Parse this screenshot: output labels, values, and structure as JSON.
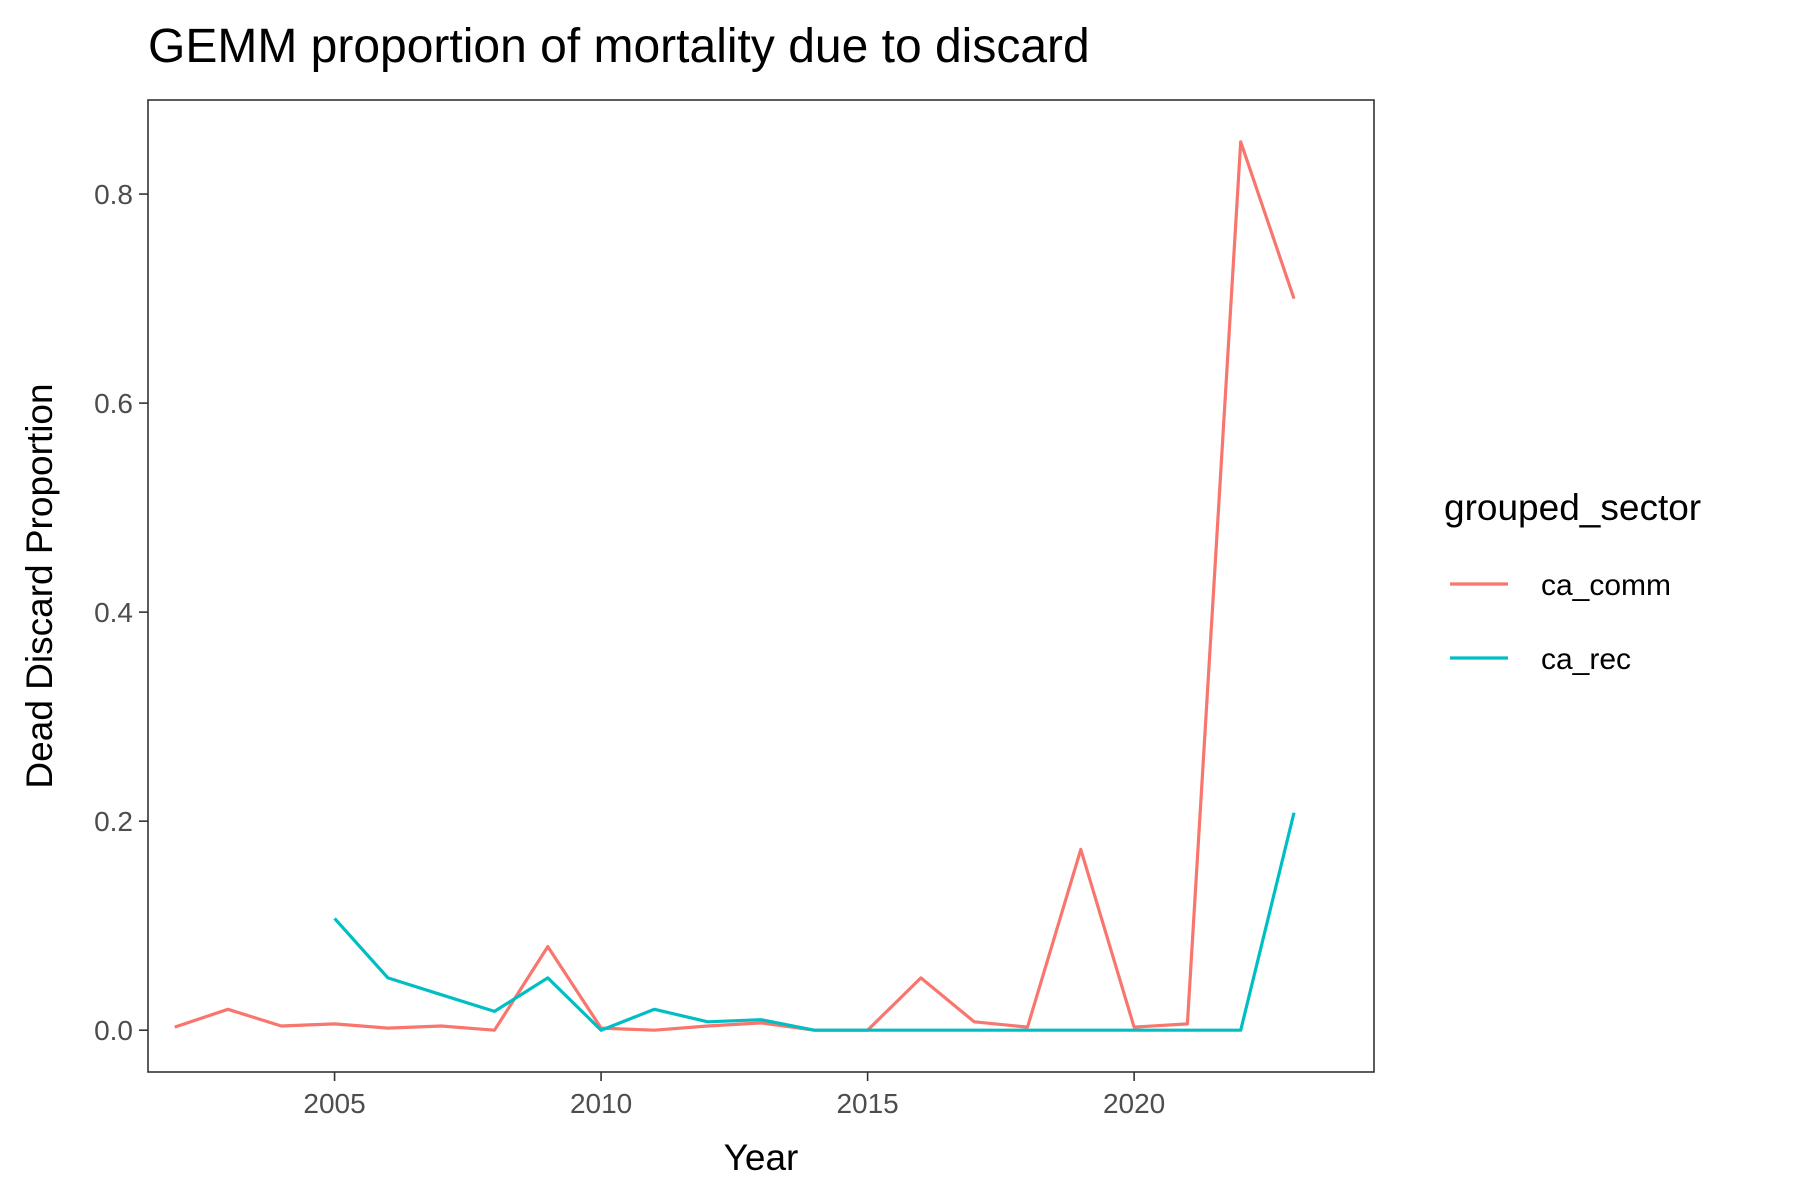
{
  "chart_data": {
    "type": "line",
    "title": "GEMM proportion of mortality due to discard",
    "xlabel": "Year",
    "ylabel": "Dead Discard Proportion",
    "xlim": [
      2001.5,
      2024.5
    ],
    "ylim": [
      -0.04,
      0.89
    ],
    "x_ticks": [
      2005,
      2010,
      2015,
      2020
    ],
    "x_tick_labels": [
      "2005",
      "2010",
      "2015",
      "2020"
    ],
    "y_ticks": [
      0.0,
      0.2,
      0.4,
      0.6,
      0.8
    ],
    "y_tick_labels": [
      "0.0",
      "0.2",
      "0.4",
      "0.6",
      "0.8"
    ],
    "grid": false,
    "legend": {
      "title": "grouped_sector",
      "placement": "right"
    },
    "series": [
      {
        "name": "ca_comm",
        "color": "#F8766D",
        "x": [
          2002,
          2003,
          2004,
          2005,
          2006,
          2007,
          2008,
          2009,
          2010,
          2011,
          2012,
          2013,
          2014,
          2015,
          2016,
          2017,
          2018,
          2019,
          2020,
          2021,
          2022,
          2023
        ],
        "values": [
          0.003,
          0.02,
          0.004,
          0.006,
          0.002,
          0.004,
          0.0,
          0.08,
          0.002,
          0.0,
          0.004,
          0.007,
          0.0,
          0.0,
          0.05,
          0.008,
          0.003,
          0.173,
          0.003,
          0.006,
          0.85,
          0.7
        ]
      },
      {
        "name": "ca_rec",
        "color": "#00BFC4",
        "x": [
          2005,
          2006,
          2007,
          2008,
          2009,
          2010,
          2011,
          2012,
          2013,
          2014,
          2015,
          2016,
          2017,
          2018,
          2019,
          2020,
          2021,
          2022,
          2023
        ],
        "values": [
          0.107,
          0.05,
          0.034,
          0.018,
          0.05,
          0.0,
          0.02,
          0.008,
          0.01,
          0.0,
          0.0,
          0.0,
          0.0,
          0.0,
          0.0,
          0.0,
          0.0,
          0.0,
          0.208
        ]
      }
    ]
  }
}
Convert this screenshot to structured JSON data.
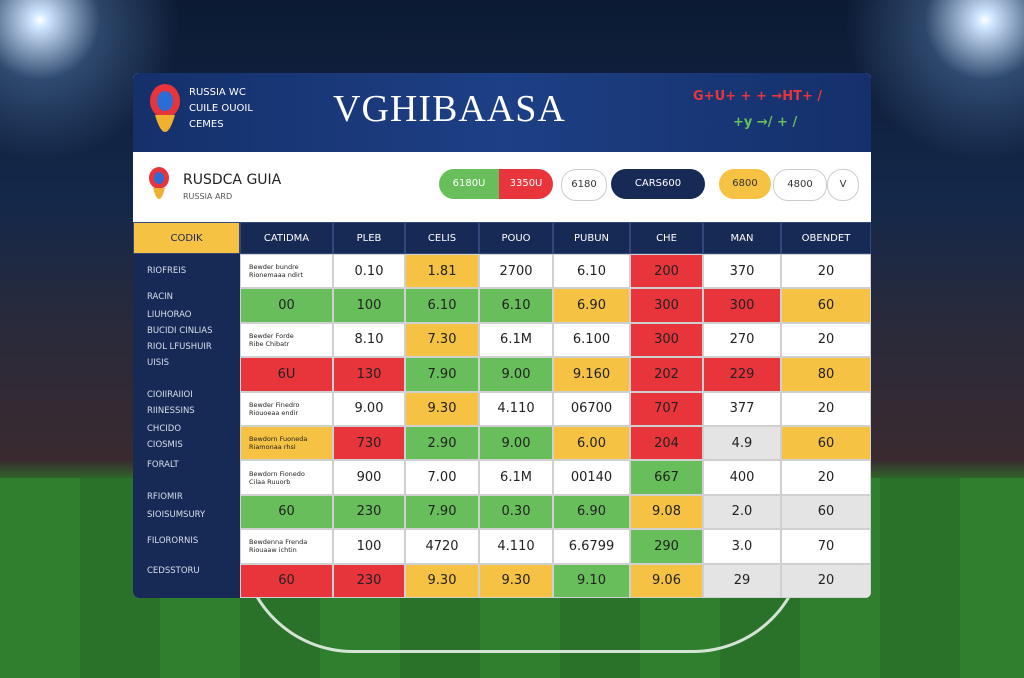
{
  "header": {
    "logo_lines": [
      "RUSSIA WC",
      "CUILE OUOIL",
      "CEMES"
    ],
    "title": "VGHIBAASA",
    "badges": [
      "G+U+ + + →HT+ /",
      "+y →/ + /"
    ]
  },
  "subheader": {
    "name": "RUSDCA GUIA",
    "subname": "RUSSIA ARD",
    "buttons": [
      "6180U",
      "3350U",
      "6180",
      "CARS600",
      "6800",
      "4800",
      "V"
    ]
  },
  "sidebar": {
    "items": [
      "RIOFREIS",
      "RACIN",
      "LIUHORAO",
      "BUCIDI CINLIAS",
      "RIOL LFUSHUIR",
      "UISIS",
      "CIOIIRAIIOI",
      "RIINESSINS",
      "CHCIDO",
      "CIOSMIS",
      "FORALT",
      "RFIOMIR",
      "SIOISUMSURY",
      "FILORORNIS",
      "CEDSSTORU"
    ]
  },
  "table": {
    "columns": [
      "CODIK",
      "CATIDMA",
      "PLEB",
      "CELIS",
      "POUO",
      "PUBUN",
      "CHE",
      "MAN",
      "OBENDET"
    ],
    "rows": [
      [
        "Bewder bundre\nRionemaaa ndirt",
        "0.10",
        "1.81",
        "2700",
        "6.10",
        "200",
        "370",
        "20"
      ],
      [
        "00",
        "100",
        "6.10",
        "6.10",
        "6.90",
        "300",
        "300",
        "60"
      ],
      [
        "Bewder Forde\nRibe Chibatr",
        "8.10",
        "7.30",
        "6.1M",
        "6.100",
        "300",
        "270",
        "20"
      ],
      [
        "6U",
        "130",
        "7.90",
        "9.00",
        "9.160",
        "202",
        "229",
        "80"
      ],
      [
        "Bewder Finedro\nRiouoeaa endir",
        "9.00",
        "9.30",
        "4.110",
        "06700",
        "707",
        "377",
        "20"
      ],
      [
        "Bewdorn Fuoneda\nRiamonaa rhsi",
        "730",
        "2.90",
        "9.00",
        "6.00",
        "204",
        "4.9",
        "60"
      ],
      [
        "Bewdorn Fionedo\nCilaa Ruuorb",
        "900",
        "7.00",
        "6.1M",
        "00140",
        "667",
        "400",
        "20"
      ],
      [
        "60",
        "230",
        "7.90",
        "0.30",
        "6.90",
        "9.08",
        "2.0",
        "60"
      ],
      [
        "Bewdenna Frenda\nRiouaaw ichtin",
        "100",
        "4720",
        "4.110",
        "6.6799",
        "290",
        "3.0",
        "70"
      ],
      [
        "60",
        "230",
        "9.30",
        "9.30",
        "9.10",
        "9.06",
        "29",
        "20"
      ]
    ],
    "cell_colors": [
      [
        "#ffffff",
        "#ffffff",
        "#f6c244",
        "#ffffff",
        "#ffffff",
        "#e8353c",
        "#ffffff",
        "#ffffff"
      ],
      [
        "#67be5a",
        "#67be5a",
        "#67be5a",
        "#67be5a",
        "#f6c244",
        "#e8353c",
        "#e8353c",
        "#f6c244"
      ],
      [
        "#ffffff",
        "#ffffff",
        "#f6c244",
        "#ffffff",
        "#ffffff",
        "#e8353c",
        "#ffffff",
        "#ffffff"
      ],
      [
        "#e8353c",
        "#e8353c",
        "#67be5a",
        "#67be5a",
        "#f6c244",
        "#e8353c",
        "#e8353c",
        "#f6c244"
      ],
      [
        "#ffffff",
        "#ffffff",
        "#f6c244",
        "#ffffff",
        "#ffffff",
        "#e8353c",
        "#ffffff",
        "#ffffff"
      ],
      [
        "#f6c244",
        "#e8353c",
        "#67be5a",
        "#67be5a",
        "#f6c244",
        "#e8353c",
        "#e4e4e4",
        "#f6c244"
      ],
      [
        "#ffffff",
        "#ffffff",
        "#ffffff",
        "#ffffff",
        "#ffffff",
        "#67be5a",
        "#ffffff",
        "#ffffff"
      ],
      [
        "#67be5a",
        "#67be5a",
        "#67be5a",
        "#67be5a",
        "#67be5a",
        "#f6c244",
        "#e4e4e4",
        "#e4e4e4"
      ],
      [
        "#ffffff",
        "#ffffff",
        "#ffffff",
        "#ffffff",
        "#ffffff",
        "#67be5a",
        "#ffffff",
        "#ffffff"
      ],
      [
        "#e8353c",
        "#e8353c",
        "#f6c244",
        "#f6c244",
        "#67be5a",
        "#f6c244",
        "#e4e4e4",
        "#e4e4e4"
      ]
    ]
  }
}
* * * * * * * * *
Without the pictures, transcribe the listing above exactly.

### [Result of this task]
Parse this screenshot: output labels, values, and structure as JSON.
{
  "chart_data": {
    "type": "line",
    "title": "GEMM proportion of mortality due to discard",
    "xlabel": "Year",
    "ylabel": "Dead Discard Proportion",
    "xlim": [
      2001.5,
      2024.5
    ],
    "ylim": [
      -0.04,
      0.89
    ],
    "x_ticks": [
      2005,
      2010,
      2015,
      2020
    ],
    "x_tick_labels": [
      "2005",
      "2010",
      "2015",
      "2020"
    ],
    "y_ticks": [
      0.0,
      0.2,
      0.4,
      0.6,
      0.8
    ],
    "y_tick_labels": [
      "0.0",
      "0.2",
      "0.4",
      "0.6",
      "0.8"
    ],
    "grid": false,
    "legend": {
      "title": "grouped_sector",
      "placement": "right"
    },
    "series": [
      {
        "name": "ca_comm",
        "color": "#F8766D",
        "x": [
          2002,
          2003,
          2004,
          2005,
          2006,
          2007,
          2008,
          2009,
          2010,
          2011,
          2012,
          2013,
          2014,
          2015,
          2016,
          2017,
          2018,
          2019,
          2020,
          2021,
          2022,
          2023
        ],
        "values": [
          0.003,
          0.02,
          0.004,
          0.006,
          0.002,
          0.004,
          0.0,
          0.08,
          0.002,
          0.0,
          0.004,
          0.007,
          0.0,
          0.0,
          0.05,
          0.008,
          0.003,
          0.173,
          0.003,
          0.006,
          0.85,
          0.7
        ]
      },
      {
        "name": "ca_rec",
        "color": "#00BFC4",
        "x": [
          2005,
          2006,
          2007,
          2008,
          2009,
          2010,
          2011,
          2012,
          2013,
          2014,
          2015,
          2016,
          2017,
          2018,
          2019,
          2020,
          2021,
          2022,
          2023
        ],
        "values": [
          0.107,
          0.05,
          0.034,
          0.018,
          0.05,
          0.0,
          0.02,
          0.008,
          0.01,
          0.0,
          0.0,
          0.0,
          0.0,
          0.0,
          0.0,
          0.0,
          0.0,
          0.0,
          0.208
        ]
      }
    ]
  }
}
Convert this screenshot to structured JSON data.
{
  "header": {
    "logo_lines": [
      "RUSSIA WC",
      "CUILE OUOIL",
      "CEMES"
    ],
    "title": "VGHIBAASA",
    "badges": [
      "G+U+ + + →HT+ /",
      "+y →/ + /"
    ]
  },
  "subheader": {
    "name": "RUSDCA GUIA",
    "subname": "RUSSIA ARD",
    "buttons": [
      "6180U",
      "3350U",
      "6180",
      "CARS600",
      "6800",
      "4800",
      "V"
    ]
  },
  "sidebar": {
    "items": [
      "RIOFREIS",
      "RACIN",
      "LIUHORAO",
      "BUCIDI CINLIAS",
      "RIOL LFUSHUIR",
      "UISIS",
      "CIOIIRAIIOI",
      "RIINESSINS",
      "CHCIDO",
      "CIOSMIS",
      "FORALT",
      "RFIOMIR",
      "SIOISUMSURY",
      "FILORORNIS",
      "CEDSSTORU"
    ]
  },
  "table": {
    "columns": [
      "CODIK",
      "CATIDMA",
      "PLEB",
      "CELIS",
      "POUO",
      "PUBUN",
      "CHE",
      "MAN",
      "OBENDET"
    ],
    "rows": [
      [
        "Bewder bundre\nRionemaaa ndirt",
        "0.10",
        "1.81",
        "2700",
        "6.10",
        "200",
        "370",
        "20"
      ],
      [
        "00",
        "100",
        "6.10",
        "6.10",
        "6.90",
        "300",
        "300",
        "60"
      ],
      [
        "Bewder Forde\nRibe Chibatr",
        "8.10",
        "7.30",
        "6.1M",
        "6.100",
        "300",
        "270",
        "20"
      ],
      [
        "6U",
        "130",
        "7.90",
        "9.00",
        "9.160",
        "202",
        "229",
        "80"
      ],
      [
        "Bewder Finedro\nRiouoeaa endir",
        "9.00",
        "9.30",
        "4.110",
        "06700",
        "707",
        "377",
        "20"
      ],
      [
        "Bewdorn Fuoneda\nRiamonaa rhsi",
        "730",
        "2.90",
        "9.00",
        "6.00",
        "204",
        "4.9",
        "60"
      ],
      [
        "Bewdorn Fionedo\nCilaa Ruuorb",
        "900",
        "7.00",
        "6.1M",
        "00140",
        "667",
        "400",
        "20"
      ],
      [
        "60",
        "230",
        "7.90",
        "0.30",
        "6.90",
        "9.08",
        "2.0",
        "60"
      ],
      [
        "Bewdenna Frenda\nRiouaaw ichtin",
        "100",
        "4720",
        "4.110",
        "6.6799",
        "290",
        "3.0",
        "70"
      ],
      [
        "60",
        "230",
        "9.30",
        "9.30",
        "9.10",
        "9.06",
        "29",
        "20"
      ]
    ],
    "cell_colors": [
      [
        "#ffffff",
        "#ffffff",
        "#f6c244",
        "#ffffff",
        "#ffffff",
        "#e8353c",
        "#ffffff",
        "#ffffff"
      ],
      [
        "#67be5a",
        "#67be5a",
        "#67be5a",
        "#67be5a",
        "#f6c244",
        "#e8353c",
        "#e8353c",
        "#f6c244"
      ],
      [
        "#ffffff",
        "#ffffff",
        "#f6c244",
        "#ffffff",
        "#ffffff",
        "#e8353c",
        "#ffffff",
        "#ffffff"
      ],
      [
        "#e8353c",
        "#e8353c",
        "#67be5a",
        "#67be5a",
        "#f6c244",
        "#e8353c",
        "#e8353c",
        "#f6c244"
      ],
      [
        "#ffffff",
        "#ffffff",
        "#f6c244",
        "#ffffff",
        "#ffffff",
        "#e8353c",
        "#ffffff",
        "#ffffff"
      ],
      [
        "#f6c244",
        "#e8353c",
        "#67be5a",
        "#67be5a",
        "#f6c244",
        "#e8353c",
        "#e4e4e4",
        "#f6c244"
      ],
      [
        "#ffffff",
        "#ffffff",
        "#ffffff",
        "#ffffff",
        "#ffffff",
        "#67be5a",
        "#ffffff",
        "#ffffff"
      ],
      [
        "#67be5a",
        "#67be5a",
        "#67be5a",
        "#67be5a",
        "#67be5a",
        "#f6c244",
        "#e4e4e4",
        "#e4e4e4"
      ],
      [
        "#ffffff",
        "#ffffff",
        "#ffffff",
        "#ffffff",
        "#ffffff",
        "#67be5a",
        "#ffffff",
        "#ffffff"
      ],
      [
        "#e8353c",
        "#e8353c",
        "#f6c244",
        "#f6c244",
        "#67be5a",
        "#f6c244",
        "#e4e4e4",
        "#e4e4e4"
      ]
    ]
  }
}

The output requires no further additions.